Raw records
○ ○ ○ ○ ○ ○ ○

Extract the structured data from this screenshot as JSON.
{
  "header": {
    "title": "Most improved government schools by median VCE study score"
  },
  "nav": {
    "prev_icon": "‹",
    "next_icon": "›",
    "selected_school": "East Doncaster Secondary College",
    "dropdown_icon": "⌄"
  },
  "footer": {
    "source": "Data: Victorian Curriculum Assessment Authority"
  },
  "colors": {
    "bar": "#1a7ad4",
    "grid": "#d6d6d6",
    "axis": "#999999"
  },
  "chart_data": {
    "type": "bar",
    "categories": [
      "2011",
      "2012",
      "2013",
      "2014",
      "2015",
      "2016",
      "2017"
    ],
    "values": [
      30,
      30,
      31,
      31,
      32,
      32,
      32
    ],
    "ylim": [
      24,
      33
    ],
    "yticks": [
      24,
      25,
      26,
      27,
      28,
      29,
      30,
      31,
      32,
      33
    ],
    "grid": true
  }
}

○ ○ ○ ○ ○ ○ ○

Instructions for the task
Faithfully transcribe the whole of the data.

Result for this exercise
Extract the structured data from this screenshot as JSON.
{
  "header": {
    "title": "Most improved government schools by median VCE study score"
  },
  "nav": {
    "prev_icon": "‹",
    "next_icon": "›",
    "selected_school": "East Doncaster Secondary College",
    "dropdown_icon": "⌄"
  },
  "footer": {
    "source": "Data: Victorian Curriculum Assessment Authority"
  },
  "colors": {
    "bar": "#1a7ad4",
    "grid": "#d6d6d6",
    "axis": "#999999"
  },
  "chart_data": {
    "type": "bar",
    "categories": [
      "2011",
      "2012",
      "2013",
      "2014",
      "2015",
      "2016",
      "2017"
    ],
    "values": [
      30,
      30,
      31,
      31,
      32,
      32,
      32
    ],
    "ylim": [
      24,
      33
    ],
    "yticks": [
      24,
      25,
      26,
      27,
      28,
      29,
      30,
      31,
      32,
      33
    ],
    "grid": true
  }
}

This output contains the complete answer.